Image records of document pages
+ + + + +
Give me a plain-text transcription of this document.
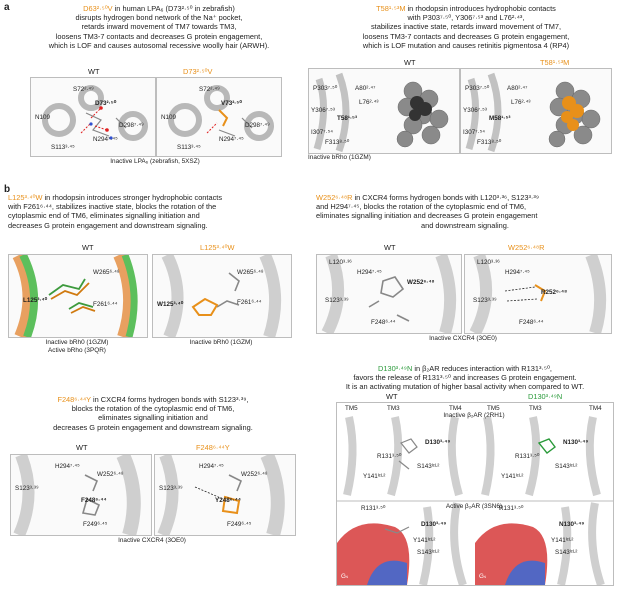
a	D63²·⁵⁰V in human LPA₆ (D73²·⁵⁰ in zebrafish)
disrupts hydrogen bond network of the Na⁺ pocket,
retards inward movement of TM7 towards TM3,
loosens TM3-7 contacts and decreases G protein engagement,
which is LOF and causes autosomal recessive woolly hair (ARWH).
WT
S72²·⁴⁹
D73²·⁵⁰
N109
D298⁷·⁴⁹
N294⁷·⁴⁵
S113³·⁴⁵
D73²·⁵⁰V
S72²·⁴⁹
V73²·⁵⁰
N109
D298⁷·⁴⁹
N294⁷·⁴⁵
S113³·⁴⁵
Inactive LPA₆ (zebrafish, 5XSZ)
T58¹·⁵³M in rhodopsin introduces hydrophobic contacts
with P303⁷·⁵⁰, Y306⁷·⁵³ and L76²·⁴³,
stabilizes inactive state, retards inward movement of TM7,
loosens TM3-7 contacts and decreases G protein engagement,
which is LOF mutation and causes retinitis pigmentosa 4 (RP4)
WT
P303⁷·⁵⁰	A80²·⁴⁷
L76²·⁴³
Y306⁷·⁵³
T58¹·⁵³
I307⁷·⁵⁴
F313⁸·⁵⁰
T58¹·⁵³M
P303⁷·⁵⁰	A80²·⁴⁷
L76²·⁴³
Y306⁷·⁵³
M58¹·⁵³
I307⁷·⁵⁴
F313⁸·⁵⁰
Inactive bRho (1GZM)
b
L125³·⁴⁰W in rhodopsin introduces stronger hydrophobic contacts
with F261⁶·⁴⁴, stabilizes inactive state, blocks the rotation of the
cytoplasmic end of TM6, eliminates signalling initiation and
decreases G protein engagement and downstream signaling.
WT
W265⁶·⁴⁸
L125³·⁴⁰
F261⁶·⁴⁴
Inactive bRh0 (1GZM)
Active bRho (3PQR)
L125³·⁴⁰W
W265⁶·⁴⁸
W125³·⁴⁰	F261⁶·⁴⁴
Inactive bRh0 (1GZM)
W252⁶·⁴⁸R in CXCR4 forms hydrogen bonds with L120³·³⁶, S123³·³⁹
and H294⁷·⁴⁵, blocks the rotation of the cytoplasmic end of TM6,
eliminates signalling initiation and decreases G protein engagement
and downstream signaling.
WT
L120³·³⁶
H294⁷·⁴⁵
W252⁶·⁴⁸
S123³·³⁹
F248⁶·⁴⁴
W252⁶·⁴⁸R
L120³·³⁶
H294⁷·⁴⁵
R252⁶·⁴⁸
S123³·³⁹
F248⁶·⁴⁴
Inactive CXCR4 (3OE0)
F248⁶·⁴⁴Y in CXCR4 forms hydrogen bonds with S123³·³⁹,
blocks the rotation of the cytoplasmic end of TM6,
eliminates signalling initiation and
decreases G protein engagement and downstream signaling.
WT
H294⁷·⁴⁵
W252⁶·⁴⁸
S123³·³⁹
F248⁶·⁴⁴
F249⁶·⁴⁵
F248⁶·⁴⁴Y
H294⁷·⁴⁵
W252⁶·⁴⁸
S123³·³⁹
Y248⁶·⁴⁴
F249⁶·⁴⁵
Inactive CXCR4 (3OE0)
D130³·⁴⁹N in β₂AR reduces interaction with R131³·⁵⁰,
favors the release of R131³·⁵⁰ and increases G protein engagement.
It is an activating mutation of higher basal activity when compared to WT.
WT	D130³·⁴⁹N
TM5	TM3	TM4	TM5	TM3	TM4
D130³·⁴⁹
R131³·⁵⁰
S143ᴵᶜᴸ²
Y141ᴵᶜᴸ²
N130³·⁴⁹
R131³·⁵⁰
S143ᴵᶜᴸ²
Y141ᴵᶜᴸ²
R131³·⁵⁰
D130³·⁴⁹
Y141ᴵᶜᴸ²
S143ᴵᶜᴸ²
Gₛ
R131³·⁵⁰
N130³·⁴⁹
Y141ᴵᶜᴸ²
S143ᴵᶜᴸ²
Gₛ
Inactive β₂AR (2RH1)
Active β₂AR (3SN6)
+ + + + +
**WHAT YOU HAVE TO DO**:
Set down the entries word for word, omitting all pictures.

**TASK RESULT**:
Give me a plain-text transcription of this document.
a	D63²·⁵⁰V in human LPA₆ (D73²·⁵⁰ in zebrafish)
disrupts hydrogen bond network of the Na⁺ pocket,
retards inward movement of TM7 towards TM3,
loosens TM3-7 contacts and decreases G protein engagement,
which is LOF and causes autosomal recessive woolly hair (ARWH).
WT
S72²·⁴⁹
D73²·⁵⁰
N109
D298⁷·⁴⁹
N294⁷·⁴⁵
S113³·⁴⁵
D73²·⁵⁰V
S72²·⁴⁹
V73²·⁵⁰
N109
D298⁷·⁴⁹
N294⁷·⁴⁵
S113³·⁴⁵
Inactive LPA₆ (zebrafish, 5XSZ)
T58¹·⁵³M in rhodopsin introduces hydrophobic contacts
with P303⁷·⁵⁰, Y306⁷·⁵³ and L76²·⁴³,
stabilizes inactive state, retards inward movement of TM7,
loosens TM3-7 contacts and decreases G protein engagement,
which is LOF mutation and causes retinitis pigmentosa 4 (RP4)
WT
P303⁷·⁵⁰	A80²·⁴⁷
L76²·⁴³
Y306⁷·⁵³
T58¹·⁵³
I307⁷·⁵⁴
F313⁸·⁵⁰
T58¹·⁵³M
P303⁷·⁵⁰	A80²·⁴⁷
L76²·⁴³
Y306⁷·⁵³
M58¹·⁵³
I307⁷·⁵⁴
F313⁸·⁵⁰
Inactive bRho (1GZM)
b
L125³·⁴⁰W in rhodopsin introduces stronger hydrophobic contacts
with F261⁶·⁴⁴, stabilizes inactive state, blocks the rotation of the
cytoplasmic end of TM6, eliminates signalling initiation and
decreases G protein engagement and downstream signaling.
WT
W265⁶·⁴⁸
L125³·⁴⁰
F261⁶·⁴⁴
Inactive bRh0 (1GZM)
Active bRho (3PQR)
L125³·⁴⁰W
W265⁶·⁴⁸
W125³·⁴⁰	F261⁶·⁴⁴
Inactive bRh0 (1GZM)
W252⁶·⁴⁸R in CXCR4 forms hydrogen bonds with L120³·³⁶, S123³·³⁹
and H294⁷·⁴⁵, blocks the rotation of the cytoplasmic end of TM6,
eliminates signalling initiation and decreases G protein engagement
and downstream signaling.
WT
L120³·³⁶
H294⁷·⁴⁵
W252⁶·⁴⁸
S123³·³⁹
F248⁶·⁴⁴
W252⁶·⁴⁸R
L120³·³⁶
H294⁷·⁴⁵
R252⁶·⁴⁸
S123³·³⁹
F248⁶·⁴⁴
Inactive CXCR4 (3OE0)
F248⁶·⁴⁴Y in CXCR4 forms hydrogen bonds with S123³·³⁹,
blocks the rotation of the cytoplasmic end of TM6,
eliminates signalling initiation and
decreases G protein engagement and downstream signaling.
WT
H294⁷·⁴⁵
W252⁶·⁴⁸
S123³·³⁹
F248⁶·⁴⁴
F249⁶·⁴⁵
F248⁶·⁴⁴Y
H294⁷·⁴⁵
W252⁶·⁴⁸
S123³·³⁹
Y248⁶·⁴⁴
F249⁶·⁴⁵
Inactive CXCR4 (3OE0)
D130³·⁴⁹N in β₂AR reduces interaction with R131³·⁵⁰,
favors the release of R131³·⁵⁰ and increases G protein engagement.
It is an activating mutation of higher basal activity when compared to WT.
WT	D130³·⁴⁹N
TM5	TM3	TM4	TM5	TM3	TM4
D130³·⁴⁹
R131³·⁵⁰
S143ᴵᶜᴸ²
Y141ᴵᶜᴸ²
N130³·⁴⁹
R131³·⁵⁰
S143ᴵᶜᴸ²
Y141ᴵᶜᴸ²
R131³·⁵⁰
D130³·⁴⁹
Y141ᴵᶜᴸ²
S143ᴵᶜᴸ²
Gₛ
R131³·⁵⁰
N130³·⁴⁹
Y141ᴵᶜᴸ²
S143ᴵᶜᴸ²
Gₛ
Inactive β₂AR (2RH1)
Active β₂AR (3SN6)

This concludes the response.